Given problem. Below are the records; pull every line that includes "your".

Data.
## start

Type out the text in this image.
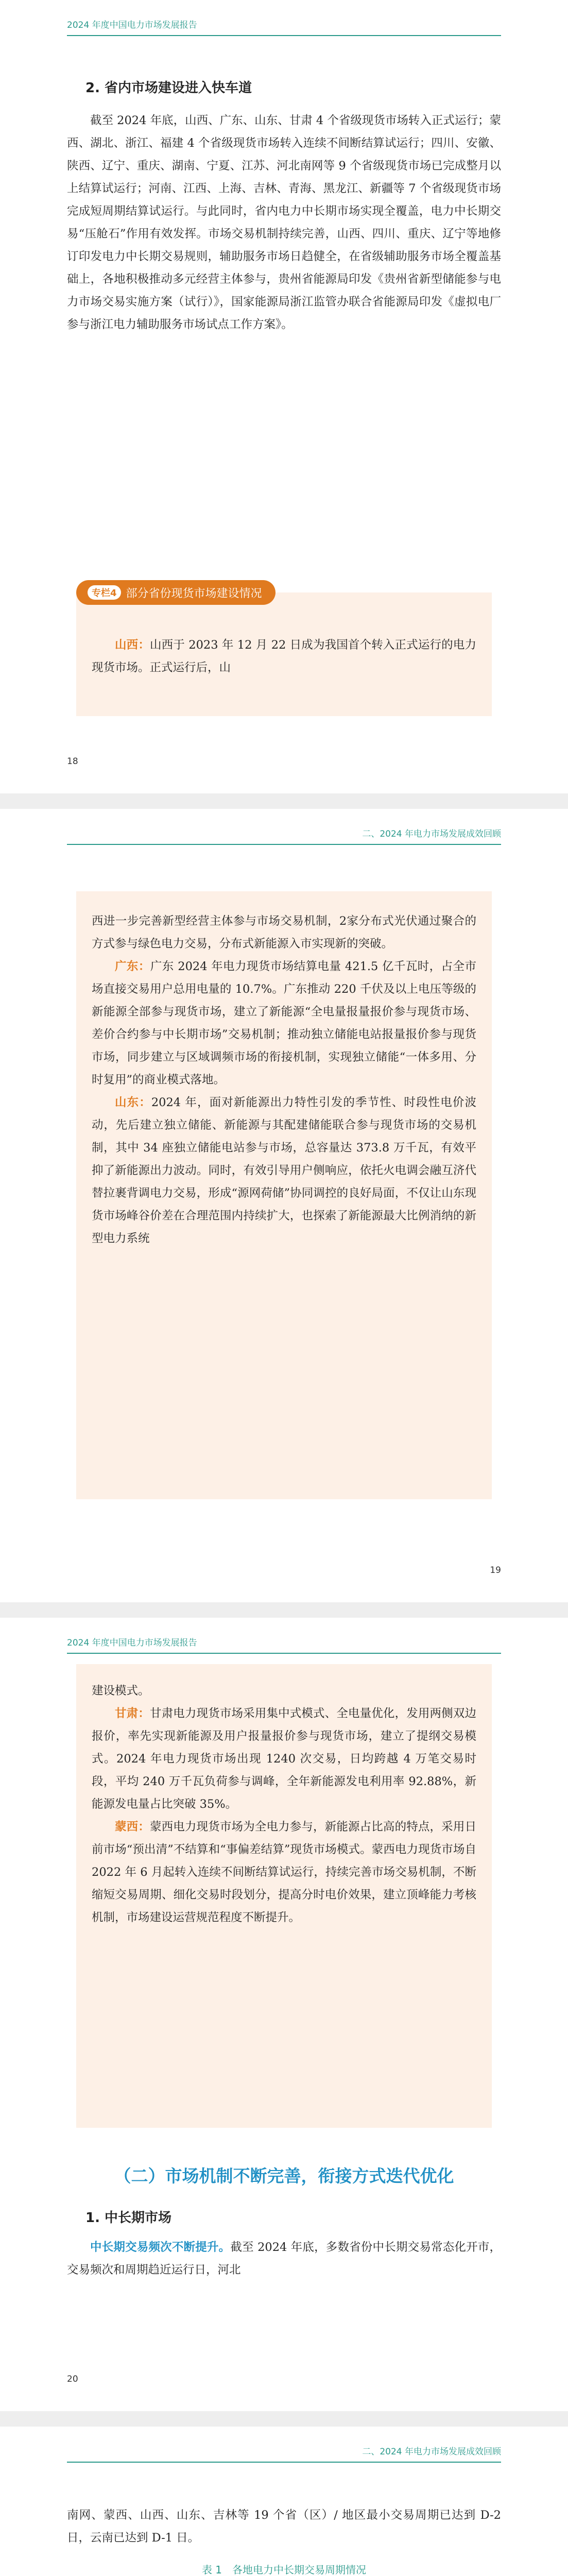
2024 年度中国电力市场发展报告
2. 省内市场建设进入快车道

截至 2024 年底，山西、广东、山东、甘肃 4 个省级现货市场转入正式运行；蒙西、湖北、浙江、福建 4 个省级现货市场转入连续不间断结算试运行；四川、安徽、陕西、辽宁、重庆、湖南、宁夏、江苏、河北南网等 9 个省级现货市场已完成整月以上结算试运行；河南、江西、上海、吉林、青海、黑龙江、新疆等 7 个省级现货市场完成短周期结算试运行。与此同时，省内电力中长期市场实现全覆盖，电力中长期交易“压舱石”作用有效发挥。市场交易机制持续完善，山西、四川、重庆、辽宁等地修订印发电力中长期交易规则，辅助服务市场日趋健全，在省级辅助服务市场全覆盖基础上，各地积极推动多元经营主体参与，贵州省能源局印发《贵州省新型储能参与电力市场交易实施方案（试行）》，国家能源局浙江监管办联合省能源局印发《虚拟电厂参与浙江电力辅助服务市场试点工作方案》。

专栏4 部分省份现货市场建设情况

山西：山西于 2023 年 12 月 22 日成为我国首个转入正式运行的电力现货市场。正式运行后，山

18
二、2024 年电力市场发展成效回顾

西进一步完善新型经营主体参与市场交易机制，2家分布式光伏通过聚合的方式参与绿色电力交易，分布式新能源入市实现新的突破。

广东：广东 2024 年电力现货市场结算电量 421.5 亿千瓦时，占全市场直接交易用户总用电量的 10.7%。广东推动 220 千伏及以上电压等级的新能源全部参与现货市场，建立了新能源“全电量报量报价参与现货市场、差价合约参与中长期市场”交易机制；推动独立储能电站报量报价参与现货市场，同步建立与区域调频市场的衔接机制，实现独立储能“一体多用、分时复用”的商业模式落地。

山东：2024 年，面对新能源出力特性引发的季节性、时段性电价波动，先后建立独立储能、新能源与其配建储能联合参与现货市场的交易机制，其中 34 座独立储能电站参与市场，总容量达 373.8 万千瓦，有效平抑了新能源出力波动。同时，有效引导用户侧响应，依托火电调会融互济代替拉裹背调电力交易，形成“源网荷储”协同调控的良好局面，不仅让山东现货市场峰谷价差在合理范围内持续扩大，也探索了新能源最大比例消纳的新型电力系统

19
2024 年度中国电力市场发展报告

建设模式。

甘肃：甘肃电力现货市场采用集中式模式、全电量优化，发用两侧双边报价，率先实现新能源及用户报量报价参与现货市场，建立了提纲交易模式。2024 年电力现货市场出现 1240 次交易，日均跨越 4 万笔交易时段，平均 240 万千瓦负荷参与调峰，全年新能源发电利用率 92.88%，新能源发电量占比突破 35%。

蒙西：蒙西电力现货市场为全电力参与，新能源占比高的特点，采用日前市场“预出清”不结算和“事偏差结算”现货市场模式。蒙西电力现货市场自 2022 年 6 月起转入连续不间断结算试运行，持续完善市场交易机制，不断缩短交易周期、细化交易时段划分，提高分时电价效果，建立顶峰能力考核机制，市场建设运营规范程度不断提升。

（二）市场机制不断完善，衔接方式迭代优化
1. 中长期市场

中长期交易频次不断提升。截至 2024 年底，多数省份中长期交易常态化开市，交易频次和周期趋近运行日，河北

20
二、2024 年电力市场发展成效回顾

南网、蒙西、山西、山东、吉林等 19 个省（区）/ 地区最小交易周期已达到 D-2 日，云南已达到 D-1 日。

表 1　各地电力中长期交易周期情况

## end
## start

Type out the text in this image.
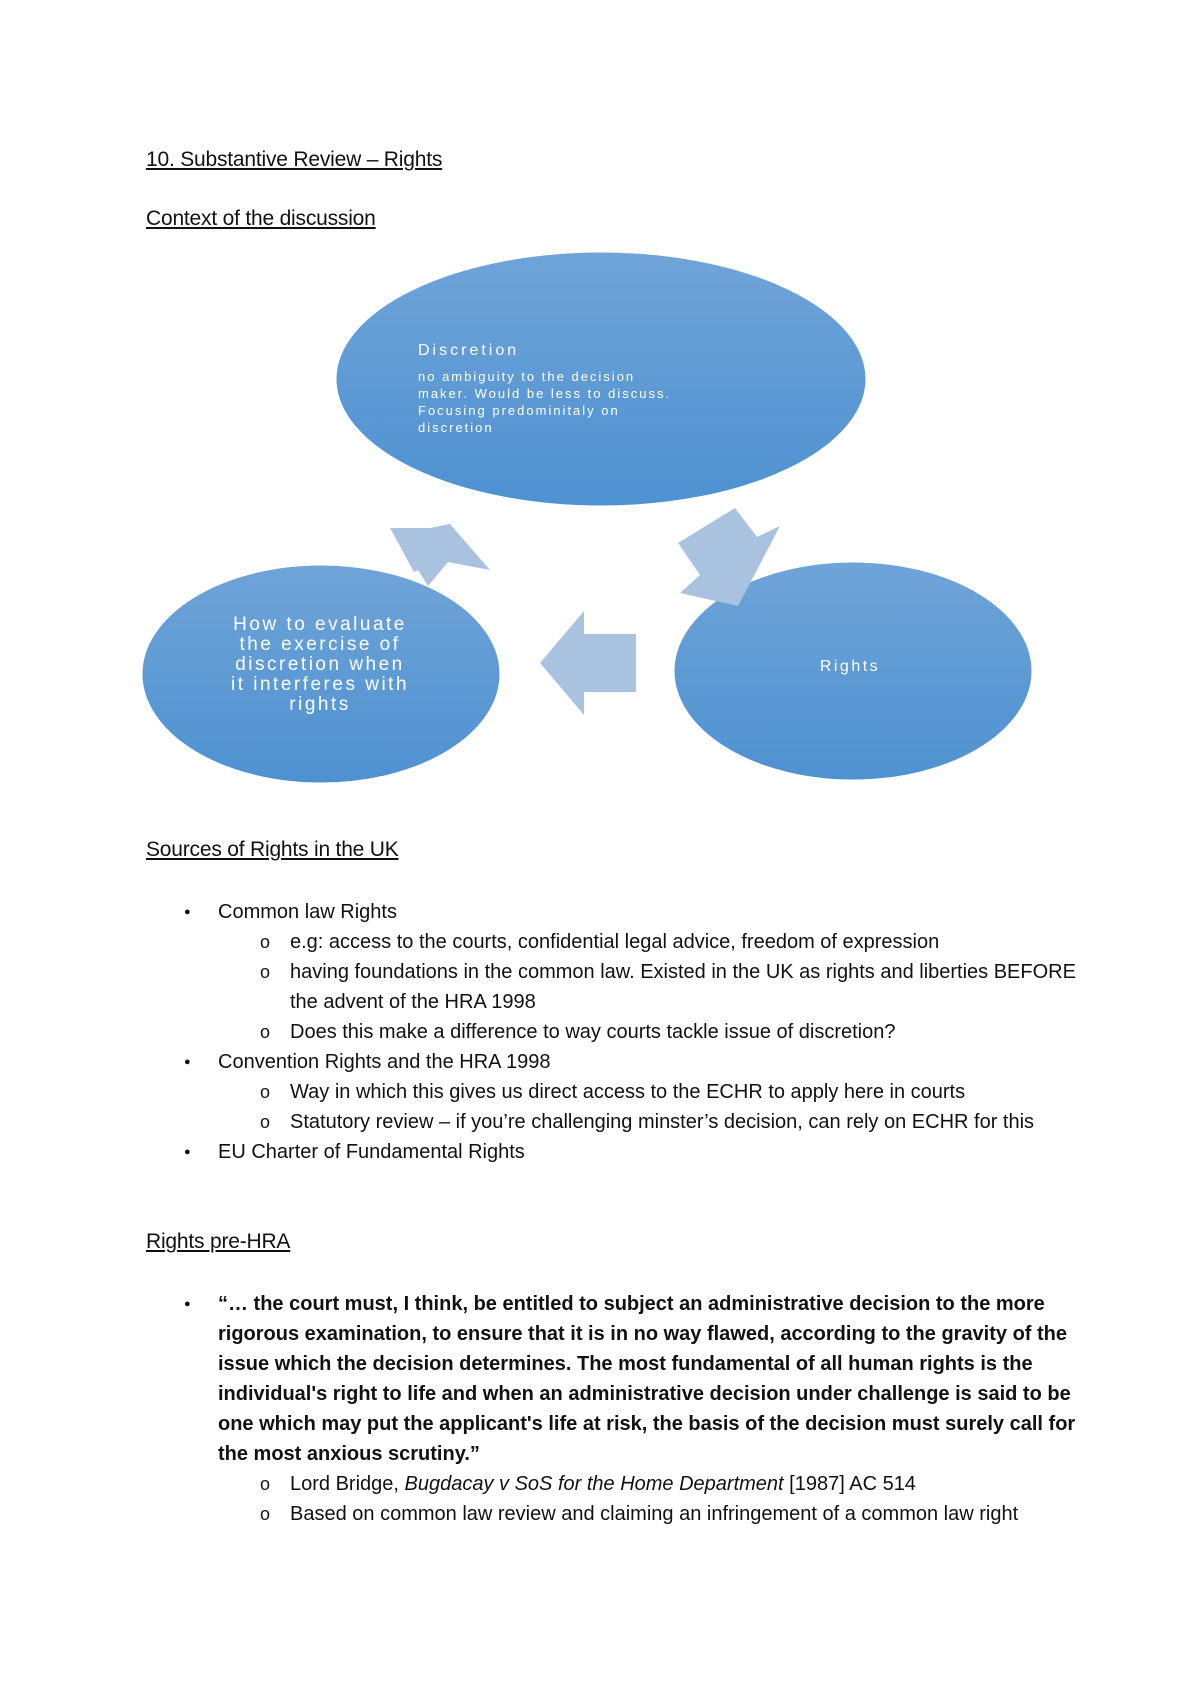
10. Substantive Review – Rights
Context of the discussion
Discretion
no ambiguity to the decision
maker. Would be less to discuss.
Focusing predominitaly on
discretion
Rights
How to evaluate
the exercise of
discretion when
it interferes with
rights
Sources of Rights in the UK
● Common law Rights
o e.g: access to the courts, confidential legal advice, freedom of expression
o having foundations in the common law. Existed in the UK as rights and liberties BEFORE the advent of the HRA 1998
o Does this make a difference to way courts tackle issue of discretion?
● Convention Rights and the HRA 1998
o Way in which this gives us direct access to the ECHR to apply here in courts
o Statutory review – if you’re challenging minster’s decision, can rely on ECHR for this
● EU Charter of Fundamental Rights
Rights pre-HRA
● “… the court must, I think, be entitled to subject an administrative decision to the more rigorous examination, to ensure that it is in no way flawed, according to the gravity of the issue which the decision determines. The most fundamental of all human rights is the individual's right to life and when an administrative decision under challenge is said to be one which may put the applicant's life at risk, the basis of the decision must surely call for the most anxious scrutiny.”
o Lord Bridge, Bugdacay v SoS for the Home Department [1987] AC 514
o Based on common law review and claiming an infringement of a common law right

## end
## start

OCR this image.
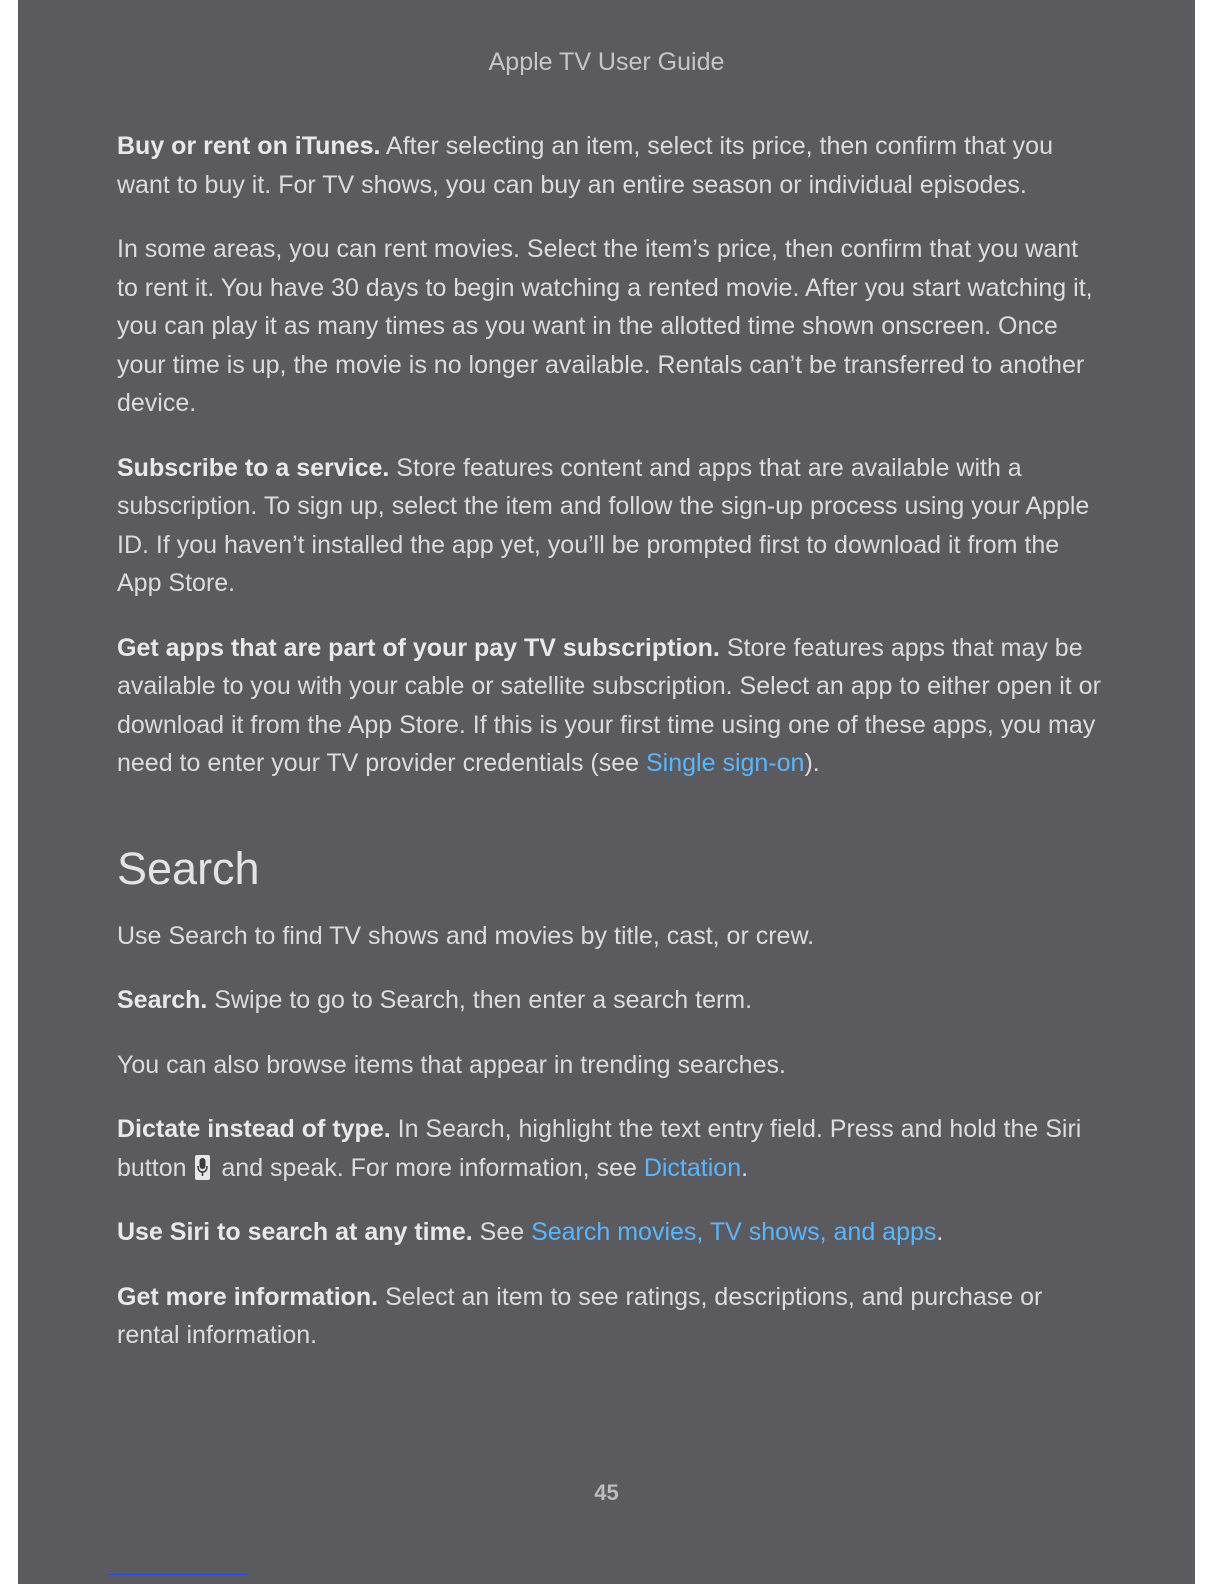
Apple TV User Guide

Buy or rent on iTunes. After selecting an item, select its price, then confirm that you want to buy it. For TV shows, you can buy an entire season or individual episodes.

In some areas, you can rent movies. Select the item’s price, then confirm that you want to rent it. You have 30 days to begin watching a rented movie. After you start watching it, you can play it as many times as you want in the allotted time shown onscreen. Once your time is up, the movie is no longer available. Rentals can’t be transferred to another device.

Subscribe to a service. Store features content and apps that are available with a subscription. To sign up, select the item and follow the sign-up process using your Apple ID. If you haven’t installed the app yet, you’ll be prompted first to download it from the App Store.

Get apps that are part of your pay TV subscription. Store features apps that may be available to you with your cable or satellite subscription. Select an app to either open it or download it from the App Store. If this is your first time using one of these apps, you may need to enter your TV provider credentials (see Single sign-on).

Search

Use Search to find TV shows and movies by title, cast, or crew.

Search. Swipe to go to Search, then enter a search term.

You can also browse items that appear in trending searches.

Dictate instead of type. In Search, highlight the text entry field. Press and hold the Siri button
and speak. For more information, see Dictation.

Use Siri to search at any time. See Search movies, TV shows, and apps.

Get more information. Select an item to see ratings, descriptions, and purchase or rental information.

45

## end

Response to the task.
In some areas, you can rent movies. Select the item’s price, then confirm that you want to rent it. You have 30 days to begin watching a rented movie. After you start watching it, you can play it as many times as you want in the allotted time shown onscreen. Once your time is up, the movie is no longer available. Rentals can’t be transferred to another device.
Subscribe to a service. Store features content and apps that are available with a subscription. To sign up, select the item and follow the sign-up process using your Apple ID. If you haven’t installed the app yet, you’ll be prompted first to download it from the App Store.
Get apps that are part of your pay TV subscription. Store features apps that may be available to you with your cable or satellite subscription. Select an app to either open it or download it from the App Store. If this is your first time using one of these apps, you may need to enter your TV provider credentials (see Single sign-on).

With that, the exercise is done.